Entries from a visual dataset

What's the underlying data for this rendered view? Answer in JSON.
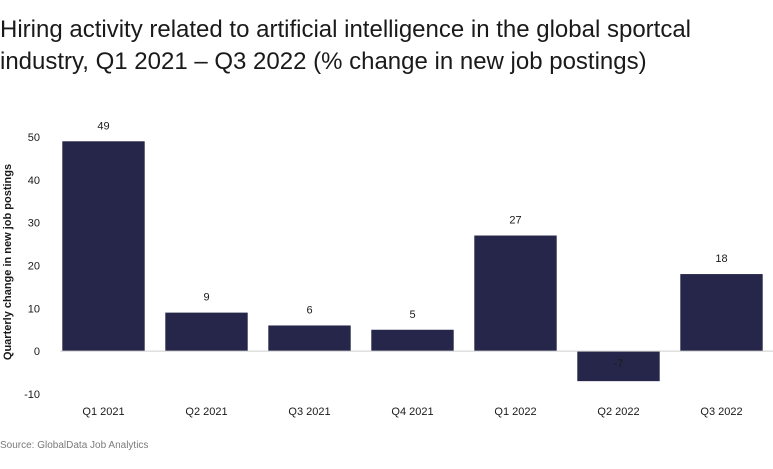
{
  "title": "Hiring activity related to artificial intelligence in the global sportcal industry, Q1 2021 – Q3 2022 (% change in new job postings)",
  "source": "Source: GlobalData Job Analytics",
  "colors": {
    "bar": "#26264a",
    "zero_line": "#cfcfcf",
    "text": "#1a1a1a",
    "source": "#7a7a7a"
  },
  "chart_data": {
    "type": "bar",
    "title": "Hiring activity related to artificial intelligence in the global sportcal industry, Q1 2021 – Q3 2022 (% change in new job postings)",
    "xlabel": "",
    "ylabel": "Quarterly change in new job postings",
    "categories": [
      "Q1 2021",
      "Q2 2021",
      "Q3 2021",
      "Q4 2021",
      "Q1 2022",
      "Q2 2022",
      "Q3 2022"
    ],
    "values": [
      49,
      9,
      6,
      5,
      27,
      -7,
      18
    ],
    "ylim": [
      -10,
      50
    ],
    "yticks": [
      -10,
      0,
      10,
      20,
      30,
      40,
      50
    ],
    "grid": false,
    "data_labels": true
  }
}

WHAT IS REQUIRED
Omit the images and transcribe all of the records above word for word.

WRITTEN RESPONSE
What's the underlying data for this rendered view? Answer in JSON.
{
  "title": "Hiring activity related to artificial intelligence in the global sportcal industry, Q1 2021 – Q3 2022 (% change in new job postings)",
  "source": "Source: GlobalData Job Analytics",
  "colors": {
    "bar": "#26264a",
    "zero_line": "#cfcfcf",
    "text": "#1a1a1a",
    "source": "#7a7a7a"
  },
  "chart_data": {
    "type": "bar",
    "title": "Hiring activity related to artificial intelligence in the global sportcal industry, Q1 2021 – Q3 2022 (% change in new job postings)",
    "xlabel": "",
    "ylabel": "Quarterly change in new job postings",
    "categories": [
      "Q1 2021",
      "Q2 2021",
      "Q3 2021",
      "Q4 2021",
      "Q1 2022",
      "Q2 2022",
      "Q3 2022"
    ],
    "values": [
      49,
      9,
      6,
      5,
      27,
      -7,
      18
    ],
    "ylim": [
      -10,
      50
    ],
    "yticks": [
      -10,
      0,
      10,
      20,
      30,
      40,
      50
    ],
    "grid": false,
    "data_labels": true
  }
}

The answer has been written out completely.